• **AIM OF THE EXERCISE**: Below are the entries; count the lines in them that contain the word "作为各级" and give only the number.

• **EXTRACTED INFORMATION**:
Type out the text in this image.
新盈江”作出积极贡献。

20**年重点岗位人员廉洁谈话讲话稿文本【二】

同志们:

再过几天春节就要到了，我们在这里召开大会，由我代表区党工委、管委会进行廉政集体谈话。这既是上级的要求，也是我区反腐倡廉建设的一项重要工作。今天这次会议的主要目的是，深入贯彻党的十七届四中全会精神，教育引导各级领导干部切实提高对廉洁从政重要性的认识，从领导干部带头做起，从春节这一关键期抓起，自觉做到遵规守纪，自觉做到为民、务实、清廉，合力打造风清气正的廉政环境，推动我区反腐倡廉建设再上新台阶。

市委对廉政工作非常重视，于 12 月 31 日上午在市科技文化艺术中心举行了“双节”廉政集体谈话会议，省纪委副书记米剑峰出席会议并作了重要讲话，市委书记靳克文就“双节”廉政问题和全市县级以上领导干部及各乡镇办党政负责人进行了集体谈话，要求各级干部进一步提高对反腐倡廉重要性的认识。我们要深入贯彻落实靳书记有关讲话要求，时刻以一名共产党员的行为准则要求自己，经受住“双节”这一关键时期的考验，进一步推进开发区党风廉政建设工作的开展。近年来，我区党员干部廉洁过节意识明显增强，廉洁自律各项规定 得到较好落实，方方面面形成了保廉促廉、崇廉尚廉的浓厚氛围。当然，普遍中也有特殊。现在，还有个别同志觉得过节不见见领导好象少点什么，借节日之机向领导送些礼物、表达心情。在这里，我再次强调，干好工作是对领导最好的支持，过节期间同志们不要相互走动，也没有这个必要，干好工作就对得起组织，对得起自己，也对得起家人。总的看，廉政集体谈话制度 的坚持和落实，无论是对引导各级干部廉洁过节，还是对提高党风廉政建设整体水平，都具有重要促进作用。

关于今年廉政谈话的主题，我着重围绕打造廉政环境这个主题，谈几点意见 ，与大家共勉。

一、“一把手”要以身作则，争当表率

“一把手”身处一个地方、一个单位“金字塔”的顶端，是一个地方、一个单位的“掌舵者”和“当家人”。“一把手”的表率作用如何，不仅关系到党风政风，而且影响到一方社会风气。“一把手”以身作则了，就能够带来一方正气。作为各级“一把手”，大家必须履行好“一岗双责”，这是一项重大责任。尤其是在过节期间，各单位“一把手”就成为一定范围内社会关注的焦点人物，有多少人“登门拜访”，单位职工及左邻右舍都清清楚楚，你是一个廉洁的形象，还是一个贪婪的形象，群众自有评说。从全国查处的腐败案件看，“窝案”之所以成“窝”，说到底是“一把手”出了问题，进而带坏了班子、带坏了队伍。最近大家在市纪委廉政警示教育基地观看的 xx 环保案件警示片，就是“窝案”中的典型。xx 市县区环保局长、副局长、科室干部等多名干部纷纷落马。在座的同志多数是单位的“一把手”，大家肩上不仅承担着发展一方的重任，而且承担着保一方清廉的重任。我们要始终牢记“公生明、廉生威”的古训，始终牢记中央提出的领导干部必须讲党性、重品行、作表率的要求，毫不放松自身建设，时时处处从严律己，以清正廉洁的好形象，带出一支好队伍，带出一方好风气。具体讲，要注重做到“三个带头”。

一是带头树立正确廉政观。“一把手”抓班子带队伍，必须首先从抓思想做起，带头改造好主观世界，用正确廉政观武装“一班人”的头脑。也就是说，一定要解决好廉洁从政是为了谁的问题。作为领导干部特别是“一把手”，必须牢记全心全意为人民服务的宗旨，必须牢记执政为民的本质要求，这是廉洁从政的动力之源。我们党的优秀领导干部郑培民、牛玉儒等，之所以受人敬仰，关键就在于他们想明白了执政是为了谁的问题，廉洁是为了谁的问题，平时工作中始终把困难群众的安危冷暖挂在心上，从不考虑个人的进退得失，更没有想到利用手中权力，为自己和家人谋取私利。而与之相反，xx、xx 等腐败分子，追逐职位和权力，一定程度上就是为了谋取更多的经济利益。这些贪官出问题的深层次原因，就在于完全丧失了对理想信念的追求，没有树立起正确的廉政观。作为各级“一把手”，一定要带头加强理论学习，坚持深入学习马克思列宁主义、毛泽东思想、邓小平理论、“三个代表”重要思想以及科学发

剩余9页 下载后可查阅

• **THE RESPONSE**: 2